◆ **Exercise prompt**: Search the material for the word "title" and report each line where it turns up.

(Dataset records on visual material)
□ □ □ □ □

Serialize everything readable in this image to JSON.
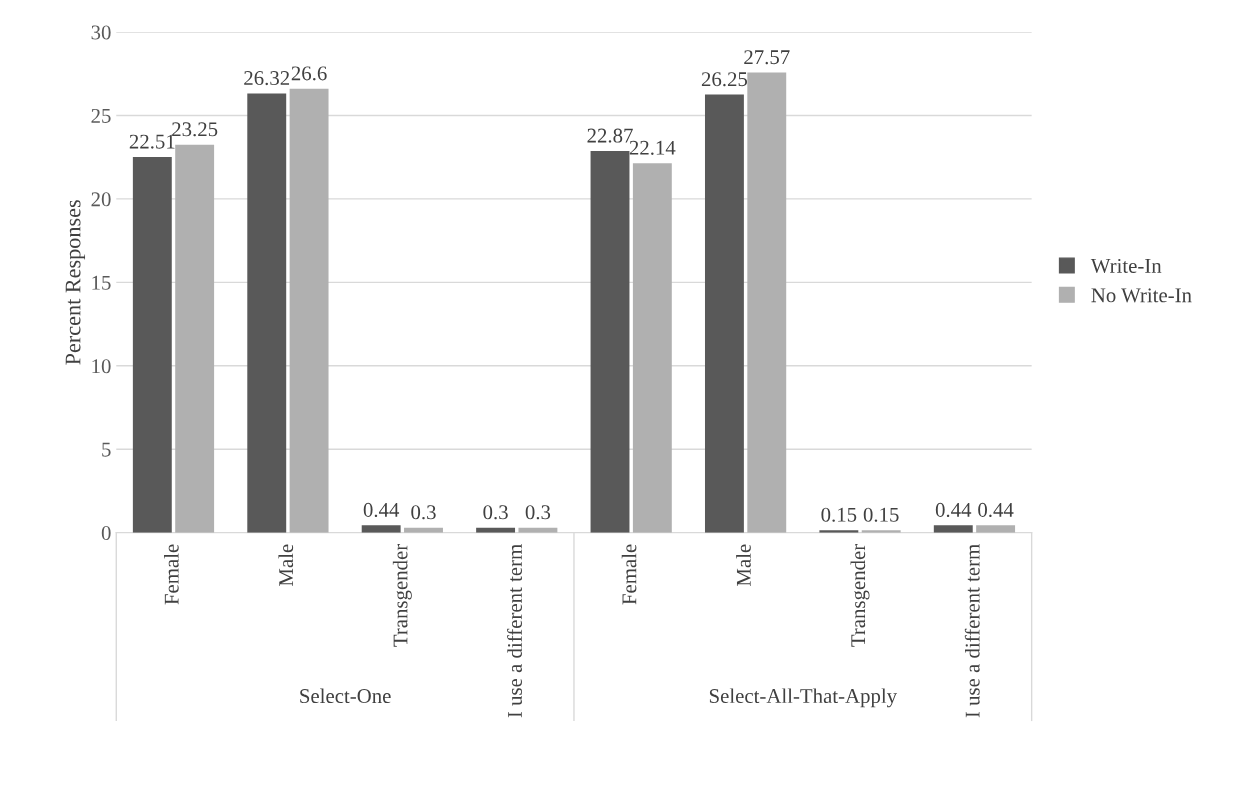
{
  "chart_data": {
    "type": "bar",
    "ylabel": "Percent Responses",
    "categories": [
      "Female",
      "Male",
      "Transgender",
      "I use a different term",
      "Female",
      "Male",
      "Transgender",
      "I use a different term"
    ],
    "series": [
      {
        "name": "Write-In",
        "color": "#595959",
        "values": [
          22.51,
          26.32,
          0.44,
          0.3,
          22.87,
          26.25,
          0.15,
          0.44
        ]
      },
      {
        "name": "No Write-In",
        "color": "#b0b0b0",
        "values": [
          23.25,
          26.6,
          0.3,
          0.3,
          22.14,
          27.57,
          0.15,
          0.44
        ]
      }
    ],
    "annotations": [
      "Select-One",
      "Select-All-That-Apply"
    ],
    "ylim": [
      0,
      30
    ],
    "yticks": [
      0,
      5,
      10,
      15,
      20,
      25,
      30
    ],
    "grid": "y",
    "legend": "right",
    "data_labels": true
  }
}
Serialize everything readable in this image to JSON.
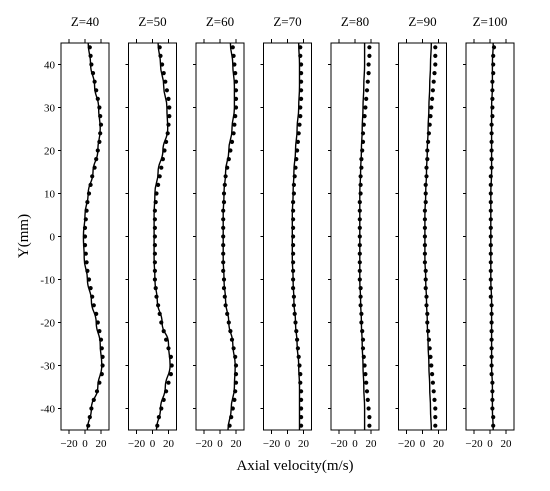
{
  "chart_data": {
    "type": "line",
    "ylabel": "Y(mm)",
    "xlabel": "Axial velocity(m/s)",
    "ylim": [
      -45,
      45
    ],
    "xlim": [
      -30,
      30
    ],
    "x_ticks": [
      -20,
      0,
      20
    ],
    "y_ticks": [
      -40,
      -30,
      -20,
      -10,
      0,
      10,
      20,
      30,
      40
    ],
    "panels": [
      {
        "title": "Z=40",
        "line": {
          "y": [
            -45,
            -40,
            -35,
            -30,
            -25,
            -20,
            -15,
            -10,
            -5,
            0,
            5,
            10,
            15,
            20,
            25,
            30,
            35,
            40,
            45
          ],
          "x": [
            3,
            8,
            16,
            21,
            19,
            14,
            8,
            3,
            -1,
            -2,
            0,
            4,
            10,
            16,
            19,
            17,
            12,
            7,
            4
          ]
        },
        "points": {
          "y": [
            -44,
            -42,
            -40,
            -38,
            -36,
            -34,
            -32,
            -30,
            -28,
            -26,
            -24,
            -22,
            -20,
            -18,
            -16,
            -14,
            -12,
            -10,
            -8,
            -6,
            -4,
            -2,
            0,
            2,
            4,
            6,
            8,
            10,
            12,
            14,
            16,
            18,
            20,
            22,
            24,
            26,
            28,
            30,
            32,
            34,
            36,
            38,
            40,
            42,
            44
          ],
          "x": [
            4,
            6,
            8,
            11,
            15,
            18,
            21,
            22,
            22,
            21,
            20,
            18,
            16,
            14,
            11,
            9,
            7,
            5,
            3,
            2,
            1,
            0,
            0,
            0,
            1,
            2,
            3,
            5,
            7,
            9,
            12,
            14,
            16,
            18,
            19,
            20,
            19,
            18,
            16,
            14,
            12,
            10,
            8,
            7,
            6
          ]
        }
      },
      {
        "title": "Z=50",
        "line": {
          "y": [
            -45,
            -40,
            -35,
            -30,
            -25,
            -20,
            -15,
            -10,
            -5,
            0,
            5,
            10,
            15,
            20,
            25,
            30,
            35,
            40,
            45
          ],
          "x": [
            5,
            10,
            16,
            22,
            20,
            12,
            6,
            3,
            2,
            2,
            2,
            3,
            7,
            13,
            19,
            18,
            14,
            10,
            7
          ]
        },
        "points": {
          "y": [
            -44,
            -42,
            -40,
            -38,
            -36,
            -34,
            -32,
            -30,
            -28,
            -26,
            -24,
            -22,
            -20,
            -18,
            -16,
            -14,
            -12,
            -10,
            -8,
            -6,
            -4,
            -2,
            0,
            2,
            4,
            6,
            8,
            10,
            12,
            14,
            16,
            18,
            20,
            22,
            24,
            26,
            28,
            30,
            32,
            34,
            36,
            38,
            40,
            42,
            44
          ],
          "x": [
            6,
            8,
            11,
            14,
            17,
            20,
            23,
            24,
            23,
            20,
            17,
            14,
            11,
            9,
            7,
            5,
            4,
            3,
            3,
            3,
            3,
            3,
            3,
            3,
            3,
            3,
            4,
            5,
            7,
            9,
            11,
            13,
            15,
            17,
            19,
            20,
            21,
            21,
            20,
            18,
            16,
            14,
            12,
            10,
            9
          ]
        }
      },
      {
        "title": "Z=60",
        "line": {
          "y": [
            -45,
            -40,
            -35,
            -30,
            -25,
            -20,
            -15,
            -10,
            -5,
            0,
            5,
            10,
            15,
            20,
            25,
            30,
            35,
            40,
            45
          ],
          "x": [
            10,
            14,
            18,
            19,
            16,
            11,
            7,
            5,
            4,
            4,
            4,
            5,
            7,
            11,
            15,
            18,
            18,
            16,
            13
          ]
        },
        "points": {
          "y": [
            -44,
            -42,
            -40,
            -38,
            -36,
            -34,
            -32,
            -30,
            -28,
            -26,
            -24,
            -22,
            -20,
            -18,
            -16,
            -14,
            -12,
            -10,
            -8,
            -6,
            -4,
            -2,
            0,
            2,
            4,
            6,
            8,
            10,
            12,
            14,
            16,
            18,
            20,
            22,
            24,
            26,
            28,
            30,
            32,
            34,
            36,
            38,
            40,
            42,
            44
          ],
          "x": [
            12,
            14,
            16,
            18,
            19,
            20,
            20,
            20,
            19,
            17,
            15,
            13,
            11,
            9,
            7,
            6,
            5,
            5,
            4,
            4,
            4,
            4,
            4,
            4,
            4,
            4,
            5,
            5,
            6,
            7,
            9,
            11,
            13,
            15,
            17,
            18,
            19,
            20,
            20,
            20,
            20,
            19,
            18,
            17,
            16
          ]
        }
      },
      {
        "title": "Z=70",
        "line": {
          "y": [
            -45,
            -40,
            -35,
            -30,
            -25,
            -20,
            -15,
            -10,
            -5,
            0,
            5,
            10,
            15,
            20,
            25,
            30,
            35,
            40,
            45
          ],
          "x": [
            15,
            15,
            15,
            14,
            12,
            10,
            8,
            7,
            6,
            6,
            6,
            7,
            8,
            10,
            12,
            14,
            15,
            15,
            14
          ]
        },
        "points": {
          "y": [
            -44,
            -42,
            -40,
            -38,
            -36,
            -34,
            -32,
            -30,
            -28,
            -26,
            -24,
            -22,
            -20,
            -18,
            -16,
            -14,
            -12,
            -10,
            -8,
            -6,
            -4,
            -2,
            0,
            2,
            4,
            6,
            8,
            10,
            12,
            14,
            16,
            18,
            20,
            22,
            24,
            26,
            28,
            30,
            32,
            34,
            36,
            38,
            40,
            42,
            44
          ],
          "x": [
            17,
            17,
            17,
            17,
            17,
            16,
            16,
            15,
            14,
            13,
            12,
            11,
            10,
            9,
            8,
            8,
            7,
            7,
            7,
            7,
            7,
            7,
            7,
            7,
            7,
            7,
            7,
            8,
            8,
            9,
            10,
            11,
            12,
            13,
            14,
            15,
            16,
            16,
            17,
            17,
            17,
            17,
            17,
            16,
            16
          ]
        }
      },
      {
        "title": "Z=80",
        "line": {
          "y": [
            -45,
            -40,
            -35,
            -30,
            -25,
            -20,
            -15,
            -10,
            -5,
            0,
            5,
            10,
            15,
            20,
            25,
            30,
            35,
            40,
            45
          ],
          "x": [
            12,
            12,
            11,
            10,
            9,
            8,
            7,
            6,
            6,
            6,
            6,
            6,
            7,
            8,
            9,
            10,
            11,
            12,
            12
          ]
        },
        "points": {
          "y": [
            -44,
            -42,
            -40,
            -38,
            -36,
            -34,
            -32,
            -30,
            -28,
            -26,
            -24,
            -22,
            -20,
            -18,
            -16,
            -14,
            -12,
            -10,
            -8,
            -6,
            -4,
            -2,
            0,
            2,
            4,
            6,
            8,
            10,
            12,
            14,
            16,
            18,
            20,
            22,
            24,
            26,
            28,
            30,
            32,
            34,
            36,
            38,
            40,
            42,
            44
          ],
          "x": [
            18,
            18,
            17,
            16,
            15,
            14,
            13,
            12,
            11,
            10,
            10,
            9,
            8,
            8,
            7,
            7,
            7,
            6,
            6,
            6,
            6,
            6,
            6,
            6,
            6,
            6,
            6,
            7,
            7,
            7,
            8,
            8,
            9,
            10,
            10,
            11,
            12,
            13,
            14,
            15,
            16,
            17,
            17,
            18,
            18
          ]
        }
      },
      {
        "title": "Z=90",
        "line": {
          "y": [
            -45,
            -40,
            -35,
            -30,
            -25,
            -20,
            -15,
            -10,
            -5,
            0,
            5,
            10,
            15,
            20,
            25,
            30,
            35,
            40,
            45
          ],
          "x": [
            11,
            10,
            9,
            8,
            7,
            6,
            5,
            4,
            3,
            3,
            3,
            4,
            5,
            6,
            7,
            8,
            9,
            10,
            11
          ]
        },
        "points": {
          "y": [
            -44,
            -42,
            -40,
            -38,
            -36,
            -34,
            -32,
            -30,
            -28,
            -26,
            -24,
            -22,
            -20,
            -18,
            -16,
            -14,
            -12,
            -10,
            -8,
            -6,
            -4,
            -2,
            0,
            2,
            4,
            6,
            8,
            10,
            12,
            14,
            16,
            18,
            20,
            22,
            24,
            26,
            28,
            30,
            32,
            34,
            36,
            38,
            40,
            42,
            44
          ],
          "x": [
            16,
            16,
            16,
            15,
            14,
            13,
            12,
            11,
            10,
            9,
            8,
            7,
            6,
            6,
            5,
            5,
            4,
            4,
            4,
            3,
            3,
            3,
            3,
            3,
            3,
            3,
            4,
            4,
            4,
            5,
            5,
            6,
            6,
            7,
            8,
            9,
            10,
            11,
            12,
            13,
            14,
            15,
            16,
            16,
            16
          ]
        }
      },
      {
        "title": "Z=100",
        "line": {
          "y": [
            -45,
            -40,
            -35,
            -30,
            -25,
            -20,
            -15,
            -10,
            -5,
            0,
            5,
            10,
            15,
            20,
            25,
            30,
            35,
            40,
            45
          ],
          "x": [
            4,
            3,
            3,
            2,
            2,
            2,
            2,
            1,
            1,
            1,
            1,
            1,
            2,
            2,
            2,
            2,
            3,
            3,
            4
          ]
        },
        "points": {
          "y": [
            -44,
            -42,
            -40,
            -38,
            -36,
            -34,
            -32,
            -30,
            -28,
            -26,
            -24,
            -22,
            -20,
            -18,
            -16,
            -14,
            -12,
            -10,
            -8,
            -6,
            -4,
            -2,
            0,
            2,
            4,
            6,
            8,
            10,
            12,
            14,
            16,
            18,
            20,
            22,
            24,
            26,
            28,
            30,
            32,
            34,
            36,
            38,
            40,
            42,
            44
          ],
          "x": [
            4,
            4,
            3,
            3,
            3,
            3,
            2,
            2,
            2,
            2,
            2,
            2,
            2,
            2,
            2,
            1,
            1,
            1,
            1,
            1,
            1,
            1,
            1,
            1,
            1,
            1,
            1,
            1,
            1,
            1,
            2,
            2,
            2,
            2,
            2,
            2,
            3,
            3,
            3,
            3,
            3,
            4,
            4,
            4,
            5
          ]
        }
      }
    ]
  }
}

□ □ □ □ □

◆ **Answer for this exercise**:
        "title": "Z=40",
        "title": "Z=50",
        "title": "Z=60",
        "title": "Z=70",
        "title": "Z=80",
        "title": "Z=90",
        "title": "Z=100",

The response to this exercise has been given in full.